Given instruction:
What follows are records. Restate all of them word for word.

Exercise materials:
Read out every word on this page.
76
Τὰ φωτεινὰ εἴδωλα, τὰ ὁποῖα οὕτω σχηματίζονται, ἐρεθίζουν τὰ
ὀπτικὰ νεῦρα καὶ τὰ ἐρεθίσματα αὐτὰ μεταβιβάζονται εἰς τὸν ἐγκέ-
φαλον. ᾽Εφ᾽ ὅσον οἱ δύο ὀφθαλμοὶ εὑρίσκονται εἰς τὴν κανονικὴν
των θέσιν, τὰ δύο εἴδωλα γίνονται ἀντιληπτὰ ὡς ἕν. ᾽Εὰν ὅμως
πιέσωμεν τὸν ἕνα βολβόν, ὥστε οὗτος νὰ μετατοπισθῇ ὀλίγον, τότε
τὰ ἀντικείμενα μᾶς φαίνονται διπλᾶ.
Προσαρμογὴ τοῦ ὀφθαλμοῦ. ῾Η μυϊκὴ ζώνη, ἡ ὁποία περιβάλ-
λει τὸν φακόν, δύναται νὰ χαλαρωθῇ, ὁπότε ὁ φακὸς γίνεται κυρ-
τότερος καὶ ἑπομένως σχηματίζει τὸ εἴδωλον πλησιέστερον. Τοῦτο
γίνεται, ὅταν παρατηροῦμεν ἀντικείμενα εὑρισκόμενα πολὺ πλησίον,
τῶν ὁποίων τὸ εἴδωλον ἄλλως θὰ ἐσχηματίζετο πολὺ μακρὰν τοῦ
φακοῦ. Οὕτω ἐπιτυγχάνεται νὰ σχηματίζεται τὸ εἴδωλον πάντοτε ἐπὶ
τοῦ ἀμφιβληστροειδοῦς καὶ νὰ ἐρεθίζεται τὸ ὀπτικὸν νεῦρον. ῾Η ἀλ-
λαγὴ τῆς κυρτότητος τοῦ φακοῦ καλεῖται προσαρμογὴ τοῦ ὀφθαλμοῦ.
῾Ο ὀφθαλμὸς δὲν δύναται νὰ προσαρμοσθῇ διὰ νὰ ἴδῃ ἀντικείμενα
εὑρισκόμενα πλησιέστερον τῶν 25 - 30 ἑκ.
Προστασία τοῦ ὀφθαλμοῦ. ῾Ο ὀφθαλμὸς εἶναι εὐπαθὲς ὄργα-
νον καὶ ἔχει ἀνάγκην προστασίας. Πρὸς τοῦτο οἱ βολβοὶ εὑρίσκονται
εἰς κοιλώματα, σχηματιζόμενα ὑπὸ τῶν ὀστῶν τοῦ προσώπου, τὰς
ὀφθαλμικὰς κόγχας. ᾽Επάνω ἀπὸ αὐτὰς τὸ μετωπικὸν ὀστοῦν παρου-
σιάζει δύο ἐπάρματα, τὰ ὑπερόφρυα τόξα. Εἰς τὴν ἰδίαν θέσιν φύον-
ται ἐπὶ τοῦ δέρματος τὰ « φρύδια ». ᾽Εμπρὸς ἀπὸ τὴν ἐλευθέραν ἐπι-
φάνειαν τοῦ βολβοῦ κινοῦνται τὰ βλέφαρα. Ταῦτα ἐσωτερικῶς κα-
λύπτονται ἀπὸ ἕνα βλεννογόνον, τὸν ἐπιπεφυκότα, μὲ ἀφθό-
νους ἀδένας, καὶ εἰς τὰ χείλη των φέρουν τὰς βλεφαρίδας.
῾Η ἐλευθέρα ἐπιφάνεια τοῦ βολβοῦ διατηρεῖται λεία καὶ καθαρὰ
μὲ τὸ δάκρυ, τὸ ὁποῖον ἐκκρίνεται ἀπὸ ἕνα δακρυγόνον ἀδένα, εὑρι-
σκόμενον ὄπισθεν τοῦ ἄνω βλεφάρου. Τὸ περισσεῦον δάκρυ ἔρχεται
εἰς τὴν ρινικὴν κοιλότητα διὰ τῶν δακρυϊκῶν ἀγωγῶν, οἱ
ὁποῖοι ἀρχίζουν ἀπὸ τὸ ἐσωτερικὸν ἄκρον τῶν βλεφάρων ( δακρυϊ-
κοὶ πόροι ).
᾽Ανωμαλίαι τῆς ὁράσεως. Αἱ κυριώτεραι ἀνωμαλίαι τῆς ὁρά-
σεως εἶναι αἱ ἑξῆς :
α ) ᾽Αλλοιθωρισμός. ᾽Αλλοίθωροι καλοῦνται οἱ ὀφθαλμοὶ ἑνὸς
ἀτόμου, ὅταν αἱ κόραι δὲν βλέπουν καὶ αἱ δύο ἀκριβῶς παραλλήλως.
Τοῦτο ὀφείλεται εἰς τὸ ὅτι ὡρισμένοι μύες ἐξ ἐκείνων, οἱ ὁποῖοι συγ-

Exercise solution:
Read out every word on this page.
76
Τὰ φωτεινὰ εἴδωλα, τὰ ὁποῖα οὕτω σχηματίζονται, ἐρεθίζουν τὰ
ὀπτικὰ νεῦρα καὶ τὰ ἐρεθίσματα αὐτὰ μεταβιβάζονται εἰς τὸν ἐγκέ-
φαλον. ᾽Εφ᾽ ὅσον οἱ δύο ὀφθαλμοὶ εὑρίσκονται εἰς τὴν κανονικὴν
των θέσιν, τὰ δύο εἴδωλα γίνονται ἀντιληπτὰ ὡς ἕν. ᾽Εὰν ὅμως
πιέσωμεν τὸν ἕνα βολβόν, ὥστε οὗτος νὰ μετατοπισθῇ ὀλίγον, τότε
τὰ ἀντικείμενα μᾶς φαίνονται διπλᾶ.
Προσαρμογὴ τοῦ ὀφθαλμοῦ. ῾Η μυϊκὴ ζώνη, ἡ ὁποία περιβάλ-
λει τὸν φακόν, δύναται νὰ χαλαρωθῇ, ὁπότε ὁ φακὸς γίνεται κυρ-
τότερος καὶ ἑπομένως σχηματίζει τὸ εἴδωλον πλησιέστερον. Τοῦτο
γίνεται, ὅταν παρατηροῦμεν ἀντικείμενα εὑρισκόμενα πολὺ πλησίον,
τῶν ὁποίων τὸ εἴδωλον ἄλλως θὰ ἐσχηματίζετο πολὺ μακρὰν τοῦ
φακοῦ. Οὕτω ἐπιτυγχάνεται νὰ σχηματίζεται τὸ εἴδωλον πάντοτε ἐπὶ
τοῦ ἀμφιβληστροειδοῦς καὶ νὰ ἐρεθίζεται τὸ ὀπτικὸν νεῦρον. ῾Η ἀλ-
λαγὴ τῆς κυρτότητος τοῦ φακοῦ καλεῖται προσαρμογὴ τοῦ ὀφθαλμοῦ.
῾Ο ὀφθαλμὸς δὲν δύναται νὰ προσαρμοσθῇ διὰ νὰ ἴδῃ ἀντικείμενα
εὑρισκόμενα πλησιέστερον τῶν 25 - 30 ἑκ.
Προστασία τοῦ ὀφθαλμοῦ. ῾Ο ὀφθαλμὸς εἶναι εὐπαθὲς ὄργα-
νον καὶ ἔχει ἀνάγκην προστασίας. Πρὸς τοῦτο οἱ βολβοὶ εὑρίσκονται
εἰς κοιλώματα, σχηματιζόμενα ὑπὸ τῶν ὀστῶν τοῦ προσώπου, τὰς
ὀφθαλμικὰς κόγχας. ᾽Επάνω ἀπὸ αὐτὰς τὸ μετωπικὸν ὀστοῦν παρου-
σιάζει δύο ἐπάρματα, τὰ ὑπερόφρυα τόξα. Εἰς τὴν ἰδίαν θέσιν φύον-
ται ἐπὶ τοῦ δέρματος τὰ « φρύδια ». ᾽Εμπρὸς ἀπὸ τὴν ἐλευθέραν ἐπι-
φάνειαν τοῦ βολβοῦ κινοῦνται τὰ βλέφαρα. Ταῦτα ἐσωτερικῶς κα-
λύπτονται ἀπὸ ἕνα βλεννογόνον, τὸν ἐπιπεφυκότα, μὲ ἀφθό-
νους ἀδένας, καὶ εἰς τὰ χείλη των φέρουν τὰς βλεφαρίδας.
῾Η ἐλευθέρα ἐπιφάνεια τοῦ βολβοῦ διατηρεῖται λεία καὶ καθαρὰ
μὲ τὸ δάκρυ, τὸ ὁποῖον ἐκκρίνεται ἀπὸ ἕνα δακρυγόνον ἀδένα, εὑρι-
σκόμενον ὄπισθεν τοῦ ἄνω βλεφάρου. Τὸ περισσεῦον δάκρυ ἔρχεται
εἰς τὴν ρινικὴν κοιλότητα διὰ τῶν δακρυϊκῶν ἀγωγῶν, οἱ
ὁποῖοι ἀρχίζουν ἀπὸ τὸ ἐσωτερικὸν ἄκρον τῶν βλεφάρων ( δακρυϊ-
κοὶ πόροι ).
᾽Ανωμαλίαι τῆς ὁράσεως. Αἱ κυριώτεραι ἀνωμαλίαι τῆς ὁρά-
σεως εἶναι αἱ ἑξῆς :
α ) ᾽Αλλοιθωρισμός. ᾽Αλλοίθωροι καλοῦνται οἱ ὀφθαλμοὶ ἑνὸς
ἀτόμου, ὅταν αἱ κόραι δὲν βλέπουν καὶ αἱ δύο ἀκριβῶς παραλλήλως.
Τοῦτο ὀφείλεται εἰς τὸ ὅτι ὡρισμένοι μύες ἐξ ἐκείνων, οἱ ὁποῖοι συγ-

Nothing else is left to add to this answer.